ЗАДАНИЕ:
Пожалуйста, перепишите часть текста о мобилизации между словами «В октябре уровень» и «проговаривается большинством респондентов.» включительно, заменив «тревожность» на «напряженность».

ФРАГМЕНТ СТРАНИЦЫ:
===============

С другой стороны, практически с самого начала военных действий российское общество достаточно пессимистично оценивало перспективы собственного втягивания в полномасштабный конфликт. В ходе фокус-групп еще весной россияне признавали, что государство может забрать гораздо больше, чем в начале конфликта. Конечно, эта мысль не встречала народного энтузиазма, но респонденты были готовы предложить, как им казалось, требуемый уровень лояльности. На вопрос о том, в чем может выражаться поддержка, отвечали: письма, петиции, чувство солидарности. А вот «под ружье мы, конечно, не пойдем». Здесь, очевидно, имелось в виду — добровольно. От власти ждали повышения налогов на «спецоперацию», а проведение мобилизации не было чем-то осязаемым, но часто фигурировало в качестве возможных «худших» сценариев, по которым может пойти конфликт. Говоря о мобилизации, россияне чаще думали о полномасштабной, всеобщей мобилизации. Нынешняя «частичная мобилизация» позволила властям еще немного раздвинуть рамки нормальности, вписав — хоть и не без труда — очередной «гибридный» формат противостояния в быт российского общества.
Растерянность и одобрение: две стратегии российских мужчин
Объявление мобилизации стимулировало рост тревожности в российском обществе. Этот факт зафиксирован опросами сразу нескольких исследовательских организаций. Самое важное, что этот рост особенно заметен среди женщин. Он чаще происходит не из-за страха потерять свою жизнь и здоровье, а из-за опасений потери кого-то близкого, семьи, а также привычного быта, нормальной жизни. Этот страх поднялся не впервые. Сразу после начала «спецоперации» опросы также фиксировали рост тревожности среди женщин, практически не затронувший настроения мужчин.
В октябре уровень личного напряжения начал снижаться как у мужчин, так и у женщин. Он все еще остается выше обычных показателей, но явно свидетельствует о том, что скорость адаптации растет вместе с градусом государственной риторики и даже столь значительные события быстро проходят свой пик. В то же время мобилизация остается наиболее значимым общественным событием, и тревожность, которую она несет, проговаривается большинством респондентов.
Если попытаться разложить вызванную мобилизацией гамму эмоций более дробно, то мы увидим, что наиболее типичная мужская реакция в противовес тревоге, разделяемой преимущественно женщинами, — «гордость за Россию», «воодушевление» и «удовлетворение». Также примечательна более высокая доля респондентов-мужчин равнодушных к этому событию.
Если выделить когорту мужчин условно призывного возраста от 18 до 45 лет, то можно увидеть некоторый сдвиг в сторону негативных настроений: здесь заметно выше доля респондентов, испытывающих шок, незначительно выше доля тревожных и возмущенных настроений. Наиболее разочарованные и напуганные мобилизацией — и при этом обеспеченные ресурсами — составляют ядро тех, кто стремится покинуть страну. Статистика пограничных ведомств говорит о том, что счет уже идет на сотни тысяч уехавших трудоспособных граждан. Анализ возрастного состава уехавших по данным самостоятельно заполненных отчетов (более 1800) в Telegram-канале «Пограничный контроль» дает следующее распределение: медианный возраст уехавших (и ответивших на опрос) на 11 октября составлял 31 год, половина всех новых эмигрантов в возрасте от 27 до 35 лет. К сожалению, отсутствие более подробных демографических данных не позволяет точнее описать тех, кто «голосует ногами». Однако вполне допустимо предположить, что эти респонденты чаще всего покидают крупные города, оставляя позади карьеру и налаженный быт. Это наиболее платежеспособный ресурс российской экономики: например, по данным Национального бюро кредитных историй, на возрастной сегмент 30−40 лет исторически приходится наибольшая доля ипотечных кредитов.

===============

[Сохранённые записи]

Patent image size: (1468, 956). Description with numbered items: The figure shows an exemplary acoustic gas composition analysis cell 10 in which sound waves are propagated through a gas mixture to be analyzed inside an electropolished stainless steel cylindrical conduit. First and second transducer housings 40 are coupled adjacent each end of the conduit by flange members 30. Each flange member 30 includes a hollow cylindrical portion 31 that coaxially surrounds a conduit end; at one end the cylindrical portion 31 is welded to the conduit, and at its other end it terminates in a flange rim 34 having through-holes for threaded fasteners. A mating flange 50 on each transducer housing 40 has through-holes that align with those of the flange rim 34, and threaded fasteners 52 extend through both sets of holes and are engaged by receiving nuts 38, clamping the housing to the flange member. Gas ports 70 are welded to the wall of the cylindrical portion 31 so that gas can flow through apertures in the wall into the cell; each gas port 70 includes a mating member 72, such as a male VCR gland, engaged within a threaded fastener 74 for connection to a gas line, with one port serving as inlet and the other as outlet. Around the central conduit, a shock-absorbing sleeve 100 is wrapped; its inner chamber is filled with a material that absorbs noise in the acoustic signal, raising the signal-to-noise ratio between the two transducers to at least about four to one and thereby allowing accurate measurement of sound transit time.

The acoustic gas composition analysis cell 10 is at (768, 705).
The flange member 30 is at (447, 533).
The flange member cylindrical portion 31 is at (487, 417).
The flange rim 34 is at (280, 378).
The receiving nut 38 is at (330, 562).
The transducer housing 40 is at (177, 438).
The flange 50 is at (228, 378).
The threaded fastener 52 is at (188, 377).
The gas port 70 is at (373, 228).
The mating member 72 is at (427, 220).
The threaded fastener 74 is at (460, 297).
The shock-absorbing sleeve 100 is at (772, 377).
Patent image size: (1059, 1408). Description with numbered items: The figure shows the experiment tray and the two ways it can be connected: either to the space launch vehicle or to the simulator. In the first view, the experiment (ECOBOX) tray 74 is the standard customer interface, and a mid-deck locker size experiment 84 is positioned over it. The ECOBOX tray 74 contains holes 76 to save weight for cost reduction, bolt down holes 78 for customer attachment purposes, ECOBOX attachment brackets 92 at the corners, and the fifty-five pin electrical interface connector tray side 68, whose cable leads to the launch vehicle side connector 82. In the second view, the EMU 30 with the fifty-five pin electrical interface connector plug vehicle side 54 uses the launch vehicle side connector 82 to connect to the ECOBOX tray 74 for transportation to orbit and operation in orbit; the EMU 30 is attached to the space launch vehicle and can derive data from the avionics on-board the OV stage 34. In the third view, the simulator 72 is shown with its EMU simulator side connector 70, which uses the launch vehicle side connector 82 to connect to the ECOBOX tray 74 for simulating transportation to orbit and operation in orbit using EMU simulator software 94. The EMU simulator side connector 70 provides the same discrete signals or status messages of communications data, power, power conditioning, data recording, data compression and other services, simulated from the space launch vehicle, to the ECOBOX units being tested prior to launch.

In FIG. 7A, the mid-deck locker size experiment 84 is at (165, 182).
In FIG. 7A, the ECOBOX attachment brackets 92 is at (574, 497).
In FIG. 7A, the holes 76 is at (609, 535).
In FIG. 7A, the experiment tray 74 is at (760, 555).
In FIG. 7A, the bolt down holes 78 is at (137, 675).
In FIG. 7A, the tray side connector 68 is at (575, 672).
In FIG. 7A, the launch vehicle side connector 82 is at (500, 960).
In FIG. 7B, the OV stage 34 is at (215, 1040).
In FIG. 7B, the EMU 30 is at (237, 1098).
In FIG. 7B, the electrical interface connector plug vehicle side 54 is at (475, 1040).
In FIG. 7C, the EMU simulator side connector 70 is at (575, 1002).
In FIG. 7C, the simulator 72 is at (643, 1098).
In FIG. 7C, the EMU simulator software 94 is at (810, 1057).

===============

ОТВЕТ:
В октябре уровень личного напряжения начал снижаться как у мужчин, так и у женщин. Он все еще остается выше обычных показателей, но явно свидетельствует о том, что скорость адаптации растет вместе с градусом государственной риторики и даже столь значительные события быстро проходят свой пик. В то же время мобилизация остается наиболее значимым общественным событием, и напряженность, которую она несет, проговаривается большинством респондентов.